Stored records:
──────────

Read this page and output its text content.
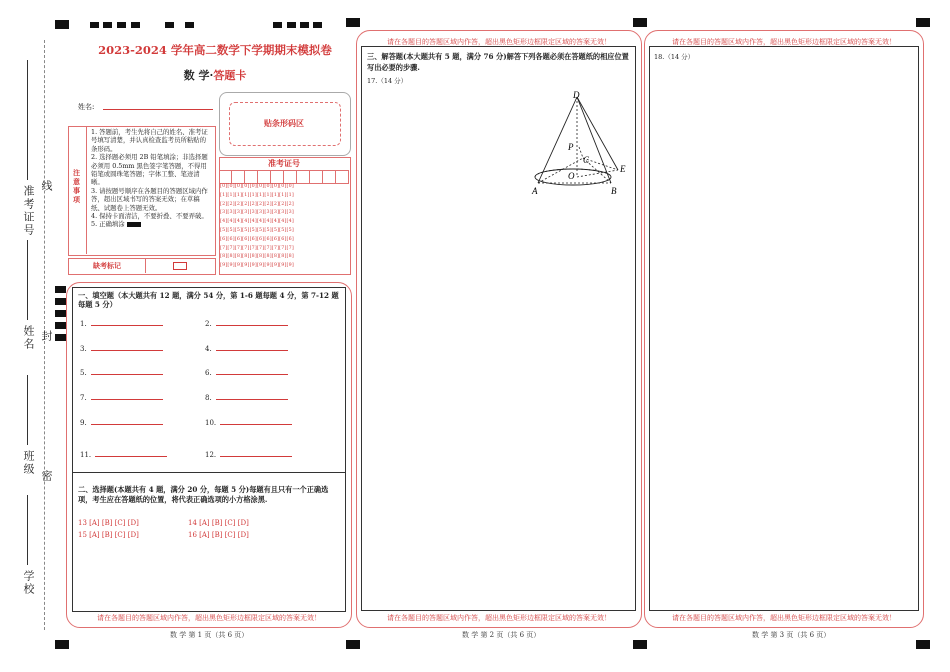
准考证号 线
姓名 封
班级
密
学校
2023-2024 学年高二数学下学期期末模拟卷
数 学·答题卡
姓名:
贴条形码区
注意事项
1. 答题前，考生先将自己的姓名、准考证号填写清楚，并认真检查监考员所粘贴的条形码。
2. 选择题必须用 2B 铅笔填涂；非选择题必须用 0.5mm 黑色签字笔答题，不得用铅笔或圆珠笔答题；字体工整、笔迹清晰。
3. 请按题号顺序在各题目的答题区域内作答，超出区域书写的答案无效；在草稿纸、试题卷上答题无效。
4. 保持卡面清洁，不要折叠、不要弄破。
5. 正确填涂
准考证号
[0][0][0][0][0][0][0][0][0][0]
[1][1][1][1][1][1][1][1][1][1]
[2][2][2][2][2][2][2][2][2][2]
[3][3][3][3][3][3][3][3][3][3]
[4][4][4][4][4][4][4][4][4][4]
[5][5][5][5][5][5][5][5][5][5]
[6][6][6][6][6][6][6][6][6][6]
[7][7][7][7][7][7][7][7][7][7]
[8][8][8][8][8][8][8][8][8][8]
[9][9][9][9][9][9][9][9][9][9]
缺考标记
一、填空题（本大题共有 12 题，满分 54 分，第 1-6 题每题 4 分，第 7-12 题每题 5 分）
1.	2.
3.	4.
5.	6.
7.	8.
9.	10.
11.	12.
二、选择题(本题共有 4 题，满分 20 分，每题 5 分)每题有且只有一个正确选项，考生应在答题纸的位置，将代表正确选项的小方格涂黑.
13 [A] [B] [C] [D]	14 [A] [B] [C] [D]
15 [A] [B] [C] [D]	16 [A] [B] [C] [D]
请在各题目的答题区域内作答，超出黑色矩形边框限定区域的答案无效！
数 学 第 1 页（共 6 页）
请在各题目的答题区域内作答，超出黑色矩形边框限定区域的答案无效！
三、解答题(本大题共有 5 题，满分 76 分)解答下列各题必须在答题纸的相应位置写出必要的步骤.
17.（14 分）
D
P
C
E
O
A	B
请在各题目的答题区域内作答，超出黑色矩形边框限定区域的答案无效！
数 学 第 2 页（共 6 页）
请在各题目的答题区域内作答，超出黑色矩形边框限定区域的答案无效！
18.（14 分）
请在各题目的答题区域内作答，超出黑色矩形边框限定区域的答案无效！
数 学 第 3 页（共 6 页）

──────────

From the data above, copy each line where the string "本大题共有" appears.

一、填空题（本大题共有 12 题，满分 54 分，第 1-6 题每题 4 分，第 7-12 题每题 5 分）
三、解答题(本大题共有 5 题，满分 76 分)解答下列各题必须在答题纸的相应位置写出必要的步骤.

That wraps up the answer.